Available data

──────────

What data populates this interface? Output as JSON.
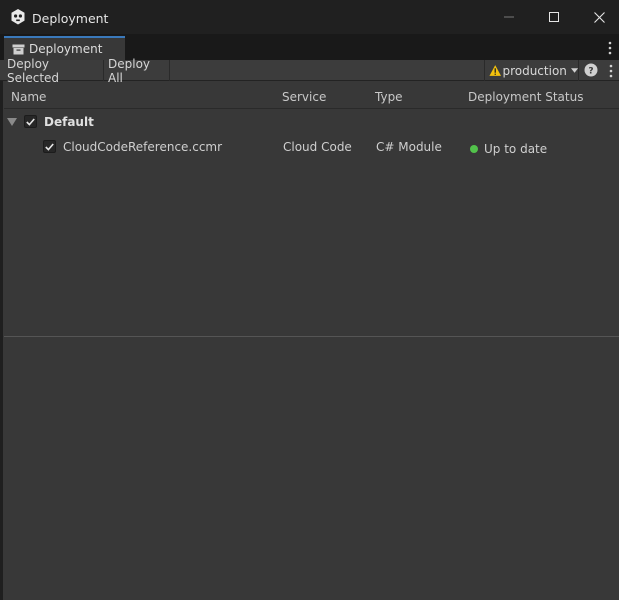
{
  "window": {
    "title": "Deployment",
    "icon": "unity-logo-icon",
    "controls": [
      "minimize-icon",
      "maximize-icon",
      "close-icon"
    ]
  },
  "tab": {
    "label": "Deployment",
    "icon": "archive-box-icon"
  },
  "toolbar": {
    "deploy_selected": "Deploy Selected",
    "deploy_all": "Deploy All",
    "environment": "production",
    "environment_warning_icon": "warning-icon",
    "help_icon": "help-icon",
    "menu_icon": "kebab-menu-icon"
  },
  "table": {
    "columns": [
      "Name",
      "Service",
      "Type",
      "Deployment Status"
    ],
    "groups": [
      {
        "label": "Default",
        "checked": true,
        "expanded": true,
        "items": [
          {
            "name": "CloudCodeReference.ccmr",
            "service": "Cloud Code",
            "type": "C# Module",
            "status": "Up to date",
            "status_color": "#52c24b",
            "checked": true
          }
        ]
      }
    ]
  },
  "colors": {
    "background": "#383838",
    "titlebar": "#202020",
    "tab_accent": "#3a79bb",
    "warning": "#f4c20d"
  }
}
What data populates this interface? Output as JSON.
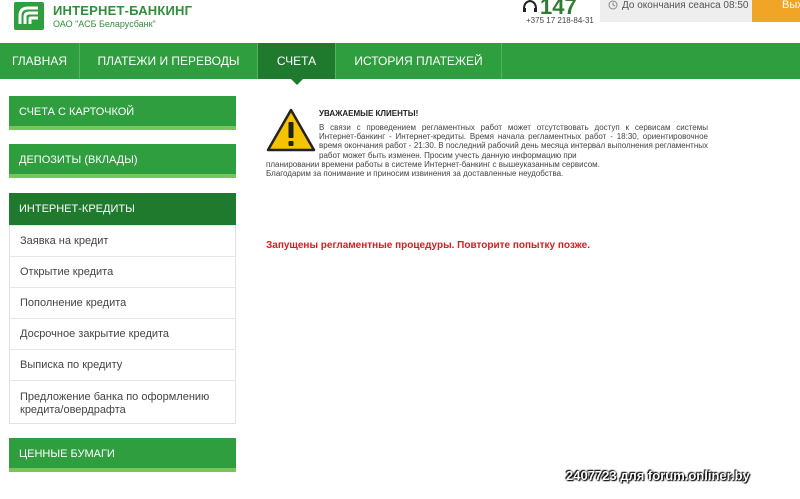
{
  "header": {
    "logo_title": "ИНТЕРНЕТ-БАНКИНГ",
    "logo_subtitle": "ОАО \"АСБ Беларусбанк\"",
    "phone_short": "147",
    "phone_full": "+375 17 218-84-31",
    "session_text": "До окончания сеанса 08:50",
    "exit_label": "Вых",
    "brand_color": "#2f9e3f",
    "accent_color": "#f0a526"
  },
  "topnav": {
    "items": [
      {
        "label": "ГЛАВНАЯ"
      },
      {
        "label": "ПЛАТЕЖИ И ПЕРЕВОДЫ"
      },
      {
        "label": "СЧЕТА"
      },
      {
        "label": "ИСТОРИЯ ПЛАТЕЖЕЙ"
      }
    ],
    "active_index": 2
  },
  "sidebar": {
    "blocks": [
      {
        "label": "СЧЕТА С КАРТОЧКОЙ"
      },
      {
        "label": "ДЕПОЗИТЫ (ВКЛАДЫ)"
      },
      {
        "label": "ИНТЕРНЕТ-КРЕДИТЫ"
      },
      {
        "label": "ЦЕННЫЕ БУМАГИ"
      }
    ],
    "credit_items": [
      {
        "label": "Заявка на кредит"
      },
      {
        "label": "Открытие кредита"
      },
      {
        "label": "Пополнение кредита"
      },
      {
        "label": "Досрочное закрытие кредита"
      },
      {
        "label": "Выписка по кредиту"
      },
      {
        "label": "Предложение банка по оформлению кредита/овердрафта"
      }
    ]
  },
  "notice": {
    "title": "УВАЖАЕМЫЕ КЛИЕНТЫ!",
    "body_indented": "В связи с проведением регламентных работ может отсутствовать доступ к сервисам системы Интернет-банкинг - Интернет-кредиты. Время начала регламентных работ - 18:30, ориентировочное время окончания работ - 21:30. В последний рабочий день месяца интервал выполнения регламентных работ может быть изменен. Просим учесть данную информацию при",
    "body_full": "планировании времени работы в системе Интернет-банкинг с вышеуказанным сервисом.",
    "closing": "Благодарим за понимание и приносим извинения за доставленные неудобства.",
    "icon": "warning-icon"
  },
  "error_message": "Запущены регламентные процедуры. Повторите попытку позже.",
  "watermark": "2407723 для forum.onliner.by"
}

──────────

An exact transcription of all the entries is required, without the pictures.

Response
What data populates this interface? Output as JSON.
{
  "window": {
    "title": "Deployment",
    "icon": "unity-logo-icon",
    "controls": [
      "minimize-icon",
      "maximize-icon",
      "close-icon"
    ]
  },
  "tab": {
    "label": "Deployment",
    "icon": "archive-box-icon"
  },
  "toolbar": {
    "deploy_selected": "Deploy Selected",
    "deploy_all": "Deploy All",
    "environment": "production",
    "environment_warning_icon": "warning-icon",
    "help_icon": "help-icon",
    "menu_icon": "kebab-menu-icon"
  },
  "table": {
    "columns": [
      "Name",
      "Service",
      "Type",
      "Deployment Status"
    ],
    "groups": [
      {
        "label": "Default",
        "checked": true,
        "expanded": true,
        "items": [
          {
            "name": "CloudCodeReference.ccmr",
            "service": "Cloud Code",
            "type": "C# Module",
            "status": "Up to date",
            "status_color": "#52c24b",
            "checked": true
          }
        ]
      }
    ]
  },
  "colors": {
    "background": "#383838",
    "titlebar": "#202020",
    "tab_accent": "#3a79bb",
    "warning": "#f4c20d"
  }
}
What data populates this interface? Output as JSON.
{
  "header": {
    "logo_title": "ИНТЕРНЕТ-БАНКИНГ",
    "logo_subtitle": "ОАО \"АСБ Беларусбанк\"",
    "phone_short": "147",
    "phone_full": "+375 17 218-84-31",
    "session_text": "До окончания сеанса 08:50",
    "exit_label": "Вых",
    "brand_color": "#2f9e3f",
    "accent_color": "#f0a526"
  },
  "topnav": {
    "items": [
      {
        "label": "ГЛАВНАЯ"
      },
      {
        "label": "ПЛАТЕЖИ И ПЕРЕВОДЫ"
      },
      {
        "label": "СЧЕТА"
      },
      {
        "label": "ИСТОРИЯ ПЛАТЕЖЕЙ"
      }
    ],
    "active_index": 2
  },
  "sidebar": {
    "blocks": [
      {
        "label": "СЧЕТА С КАРТОЧКОЙ"
      },
      {
        "label": "ДЕПОЗИТЫ (ВКЛАДЫ)"
      },
      {
        "label": "ИНТЕРНЕТ-КРЕДИТЫ"
      },
      {
        "label": "ЦЕННЫЕ БУМАГИ"
      }
    ],
    "credit_items": [
      {
        "label": "Заявка на кредит"
      },
      {
        "label": "Открытие кредита"
      },
      {
        "label": "Пополнение кредита"
      },
      {
        "label": "Досрочное закрытие кредита"
      },
      {
        "label": "Выписка по кредиту"
      },
      {
        "label": "Предложение банка по оформлению кредита/овердрафта"
      }
    ]
  },
  "notice": {
    "title": "УВАЖАЕМЫЕ КЛИЕНТЫ!",
    "body_indented": "В связи с проведением регламентных работ может отсутствовать доступ к сервисам системы Интернет-банкинг - Интернет-кредиты. Время начала регламентных работ - 18:30, ориентировочное время окончания работ - 21:30. В последний рабочий день месяца интервал выполнения регламентных работ может быть изменен. Просим учесть данную информацию при",
    "body_full": "планировании времени работы в системе Интернет-банкинг с вышеуказанным сервисом.",
    "closing": "Благодарим за понимание и приносим извинения за доставленные неудобства.",
    "icon": "warning-icon"
  },
  "error_message": "Запущены регламентные процедуры. Повторите попытку позже.",
  "watermark": "2407723 для forum.onliner.by"
}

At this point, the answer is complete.